What you need to do — In the stretch from the start of the records through the line containing "Text: 121, WIGAN ROAD, STANDISH, WIGAN, WN6 0BQ (detached", replace "detached house" with "semi-detached house" and write out only those lines, with everything else left as it is.

Task input —
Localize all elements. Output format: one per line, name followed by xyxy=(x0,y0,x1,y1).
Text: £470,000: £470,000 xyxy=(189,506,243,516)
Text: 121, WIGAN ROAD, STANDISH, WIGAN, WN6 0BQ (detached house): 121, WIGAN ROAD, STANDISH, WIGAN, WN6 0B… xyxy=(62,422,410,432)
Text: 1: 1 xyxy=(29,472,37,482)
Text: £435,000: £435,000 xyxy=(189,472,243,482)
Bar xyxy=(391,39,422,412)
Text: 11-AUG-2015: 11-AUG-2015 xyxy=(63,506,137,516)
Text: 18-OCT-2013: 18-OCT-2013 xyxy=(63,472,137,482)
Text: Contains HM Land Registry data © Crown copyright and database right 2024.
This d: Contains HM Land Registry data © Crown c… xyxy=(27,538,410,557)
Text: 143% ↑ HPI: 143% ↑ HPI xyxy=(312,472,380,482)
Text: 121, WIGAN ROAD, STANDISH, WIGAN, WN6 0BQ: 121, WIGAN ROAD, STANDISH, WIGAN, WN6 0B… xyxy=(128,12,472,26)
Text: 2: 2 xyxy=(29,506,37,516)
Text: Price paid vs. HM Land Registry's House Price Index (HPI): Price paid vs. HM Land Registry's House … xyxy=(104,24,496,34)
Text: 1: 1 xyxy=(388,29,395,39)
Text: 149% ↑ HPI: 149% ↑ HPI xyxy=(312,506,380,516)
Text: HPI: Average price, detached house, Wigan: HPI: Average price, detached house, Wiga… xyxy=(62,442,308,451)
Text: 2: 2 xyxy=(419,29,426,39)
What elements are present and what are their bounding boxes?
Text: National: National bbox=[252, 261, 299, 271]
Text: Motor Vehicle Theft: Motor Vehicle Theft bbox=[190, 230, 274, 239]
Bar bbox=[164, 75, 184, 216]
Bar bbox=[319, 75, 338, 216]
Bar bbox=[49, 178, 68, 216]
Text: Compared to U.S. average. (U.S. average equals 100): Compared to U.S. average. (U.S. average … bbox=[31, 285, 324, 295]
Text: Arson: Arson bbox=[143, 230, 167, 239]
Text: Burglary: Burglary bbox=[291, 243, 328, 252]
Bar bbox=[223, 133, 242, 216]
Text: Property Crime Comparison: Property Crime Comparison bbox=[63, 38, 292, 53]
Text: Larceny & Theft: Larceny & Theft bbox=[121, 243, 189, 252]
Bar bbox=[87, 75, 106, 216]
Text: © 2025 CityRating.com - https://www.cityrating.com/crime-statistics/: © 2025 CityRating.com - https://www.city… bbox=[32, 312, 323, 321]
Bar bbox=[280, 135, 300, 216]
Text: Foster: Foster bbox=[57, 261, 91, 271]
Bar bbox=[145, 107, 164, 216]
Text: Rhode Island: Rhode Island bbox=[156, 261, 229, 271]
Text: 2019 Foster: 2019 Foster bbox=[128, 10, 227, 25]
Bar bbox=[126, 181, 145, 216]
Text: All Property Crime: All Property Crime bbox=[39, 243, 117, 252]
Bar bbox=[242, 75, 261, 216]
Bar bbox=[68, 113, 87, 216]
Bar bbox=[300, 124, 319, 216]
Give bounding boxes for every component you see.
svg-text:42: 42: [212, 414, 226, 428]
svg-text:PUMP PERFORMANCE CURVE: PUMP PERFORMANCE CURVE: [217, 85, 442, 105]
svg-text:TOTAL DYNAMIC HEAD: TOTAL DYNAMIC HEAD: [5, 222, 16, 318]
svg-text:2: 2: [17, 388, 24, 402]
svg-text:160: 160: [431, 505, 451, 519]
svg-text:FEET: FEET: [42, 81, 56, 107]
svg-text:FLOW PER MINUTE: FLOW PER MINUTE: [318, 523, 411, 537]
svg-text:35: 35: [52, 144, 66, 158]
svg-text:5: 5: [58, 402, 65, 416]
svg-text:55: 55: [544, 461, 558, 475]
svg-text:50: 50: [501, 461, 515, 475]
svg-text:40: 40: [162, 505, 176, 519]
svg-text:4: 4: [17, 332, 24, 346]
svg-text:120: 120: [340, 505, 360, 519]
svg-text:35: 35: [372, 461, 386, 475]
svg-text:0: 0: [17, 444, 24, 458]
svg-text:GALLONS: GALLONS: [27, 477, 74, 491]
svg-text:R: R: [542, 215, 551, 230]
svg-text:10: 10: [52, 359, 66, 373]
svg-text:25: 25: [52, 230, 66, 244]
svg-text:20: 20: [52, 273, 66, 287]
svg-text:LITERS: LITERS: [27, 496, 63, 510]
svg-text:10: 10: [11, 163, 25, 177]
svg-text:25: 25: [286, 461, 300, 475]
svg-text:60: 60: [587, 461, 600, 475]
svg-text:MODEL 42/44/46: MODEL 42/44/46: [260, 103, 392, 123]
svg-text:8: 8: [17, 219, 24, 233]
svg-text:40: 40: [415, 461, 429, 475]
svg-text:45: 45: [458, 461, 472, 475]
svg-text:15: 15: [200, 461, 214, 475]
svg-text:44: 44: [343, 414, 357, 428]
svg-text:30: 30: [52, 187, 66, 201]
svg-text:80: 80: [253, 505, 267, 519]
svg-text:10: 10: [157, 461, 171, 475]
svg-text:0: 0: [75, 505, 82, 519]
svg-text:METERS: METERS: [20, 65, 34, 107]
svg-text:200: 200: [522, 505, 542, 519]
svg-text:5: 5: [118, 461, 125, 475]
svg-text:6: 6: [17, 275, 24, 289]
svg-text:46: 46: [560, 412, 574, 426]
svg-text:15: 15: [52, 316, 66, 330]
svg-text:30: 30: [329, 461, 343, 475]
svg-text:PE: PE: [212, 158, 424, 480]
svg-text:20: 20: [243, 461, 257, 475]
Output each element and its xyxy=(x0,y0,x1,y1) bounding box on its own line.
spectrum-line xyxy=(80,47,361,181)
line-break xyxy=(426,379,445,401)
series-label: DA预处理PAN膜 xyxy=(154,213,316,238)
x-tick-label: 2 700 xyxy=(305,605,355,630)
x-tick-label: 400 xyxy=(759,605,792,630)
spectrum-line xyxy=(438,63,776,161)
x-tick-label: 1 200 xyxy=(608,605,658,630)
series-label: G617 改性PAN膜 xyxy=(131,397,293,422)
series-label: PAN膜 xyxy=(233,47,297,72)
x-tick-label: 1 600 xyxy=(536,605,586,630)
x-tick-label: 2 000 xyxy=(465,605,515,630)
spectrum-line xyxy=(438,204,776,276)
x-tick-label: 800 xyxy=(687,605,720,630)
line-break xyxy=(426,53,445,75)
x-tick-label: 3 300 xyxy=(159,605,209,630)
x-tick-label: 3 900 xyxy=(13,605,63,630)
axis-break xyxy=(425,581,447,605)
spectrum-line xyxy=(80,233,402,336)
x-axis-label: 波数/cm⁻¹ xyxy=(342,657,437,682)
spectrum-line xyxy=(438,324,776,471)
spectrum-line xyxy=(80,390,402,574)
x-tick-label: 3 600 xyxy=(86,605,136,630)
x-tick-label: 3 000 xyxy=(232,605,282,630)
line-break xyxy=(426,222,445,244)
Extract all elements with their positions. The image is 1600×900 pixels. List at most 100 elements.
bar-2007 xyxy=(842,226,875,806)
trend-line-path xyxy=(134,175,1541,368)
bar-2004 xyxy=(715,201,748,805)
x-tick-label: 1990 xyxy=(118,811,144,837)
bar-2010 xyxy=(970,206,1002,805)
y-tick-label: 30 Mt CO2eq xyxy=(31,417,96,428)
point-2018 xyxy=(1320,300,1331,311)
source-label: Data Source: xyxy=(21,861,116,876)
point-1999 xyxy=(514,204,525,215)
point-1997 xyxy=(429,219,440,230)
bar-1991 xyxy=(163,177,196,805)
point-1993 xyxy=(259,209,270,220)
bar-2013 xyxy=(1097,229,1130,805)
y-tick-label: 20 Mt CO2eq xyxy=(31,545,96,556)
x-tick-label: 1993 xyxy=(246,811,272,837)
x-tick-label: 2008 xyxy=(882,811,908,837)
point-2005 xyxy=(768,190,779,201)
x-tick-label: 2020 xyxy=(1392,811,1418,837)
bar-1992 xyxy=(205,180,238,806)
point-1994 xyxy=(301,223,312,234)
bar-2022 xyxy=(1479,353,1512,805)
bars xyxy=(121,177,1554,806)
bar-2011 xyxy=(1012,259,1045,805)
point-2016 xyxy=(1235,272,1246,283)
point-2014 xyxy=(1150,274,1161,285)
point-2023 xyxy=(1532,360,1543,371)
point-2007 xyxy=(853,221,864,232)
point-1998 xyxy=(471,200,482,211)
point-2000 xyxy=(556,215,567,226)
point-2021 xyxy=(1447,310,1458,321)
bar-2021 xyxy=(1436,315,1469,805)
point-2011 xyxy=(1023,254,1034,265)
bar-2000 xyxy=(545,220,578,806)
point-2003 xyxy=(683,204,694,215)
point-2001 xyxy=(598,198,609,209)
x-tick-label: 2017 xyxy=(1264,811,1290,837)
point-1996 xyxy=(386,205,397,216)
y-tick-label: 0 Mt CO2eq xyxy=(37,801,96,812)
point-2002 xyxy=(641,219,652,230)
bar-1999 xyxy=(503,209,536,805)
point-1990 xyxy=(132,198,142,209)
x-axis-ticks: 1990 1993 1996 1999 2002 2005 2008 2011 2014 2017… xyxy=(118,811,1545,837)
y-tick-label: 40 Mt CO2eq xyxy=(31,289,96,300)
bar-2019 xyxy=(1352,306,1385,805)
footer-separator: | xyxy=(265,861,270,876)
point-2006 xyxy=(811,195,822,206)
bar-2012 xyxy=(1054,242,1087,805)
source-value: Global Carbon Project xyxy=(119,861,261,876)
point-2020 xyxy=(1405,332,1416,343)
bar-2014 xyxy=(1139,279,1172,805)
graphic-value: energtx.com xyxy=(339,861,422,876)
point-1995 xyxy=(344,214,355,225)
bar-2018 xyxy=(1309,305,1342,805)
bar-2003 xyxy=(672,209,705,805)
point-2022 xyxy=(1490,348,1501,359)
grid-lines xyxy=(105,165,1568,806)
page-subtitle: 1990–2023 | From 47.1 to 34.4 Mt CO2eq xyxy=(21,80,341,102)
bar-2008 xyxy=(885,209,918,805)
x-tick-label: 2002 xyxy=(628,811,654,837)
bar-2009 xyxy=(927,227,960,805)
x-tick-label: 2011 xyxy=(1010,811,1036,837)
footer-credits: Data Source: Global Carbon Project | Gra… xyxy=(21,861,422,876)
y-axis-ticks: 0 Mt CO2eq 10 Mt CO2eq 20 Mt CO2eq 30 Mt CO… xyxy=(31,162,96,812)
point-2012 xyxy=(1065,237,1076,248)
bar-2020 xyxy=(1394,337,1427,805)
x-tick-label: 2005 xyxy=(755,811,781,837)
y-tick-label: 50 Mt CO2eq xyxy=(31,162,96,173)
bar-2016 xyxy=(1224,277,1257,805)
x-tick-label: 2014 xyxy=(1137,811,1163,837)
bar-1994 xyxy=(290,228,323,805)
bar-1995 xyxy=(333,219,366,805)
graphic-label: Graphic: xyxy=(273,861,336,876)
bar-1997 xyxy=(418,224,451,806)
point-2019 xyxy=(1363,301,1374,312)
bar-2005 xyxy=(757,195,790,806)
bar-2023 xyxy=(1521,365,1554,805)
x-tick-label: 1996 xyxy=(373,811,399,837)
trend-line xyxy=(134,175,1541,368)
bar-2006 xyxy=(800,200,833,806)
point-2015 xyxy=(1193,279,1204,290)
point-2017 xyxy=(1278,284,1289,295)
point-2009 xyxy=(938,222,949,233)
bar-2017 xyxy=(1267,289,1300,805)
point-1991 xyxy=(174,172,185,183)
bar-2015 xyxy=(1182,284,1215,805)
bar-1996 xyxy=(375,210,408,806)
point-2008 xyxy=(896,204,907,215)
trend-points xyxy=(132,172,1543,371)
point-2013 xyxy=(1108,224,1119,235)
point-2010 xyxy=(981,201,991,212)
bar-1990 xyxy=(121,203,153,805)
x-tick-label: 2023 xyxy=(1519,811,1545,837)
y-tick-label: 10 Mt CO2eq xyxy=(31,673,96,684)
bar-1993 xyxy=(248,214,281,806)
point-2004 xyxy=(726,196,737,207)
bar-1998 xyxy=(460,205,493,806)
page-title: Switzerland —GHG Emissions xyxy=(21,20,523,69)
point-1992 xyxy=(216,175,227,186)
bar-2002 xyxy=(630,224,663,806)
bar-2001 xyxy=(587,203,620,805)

Task result —
Localize all elements. Output format: one per line, name followed by xyxy=(x0,y0,x1,y1).
Text: £470,000: £470,000 xyxy=(189,506,243,516)
Text: 121, WIGAN ROAD, STANDISH, WIGAN, WN6 0BQ (semi-detached house): 121, WIGAN ROAD, STANDISH, WIGAN, WN6 0B… xyxy=(62,422,410,432)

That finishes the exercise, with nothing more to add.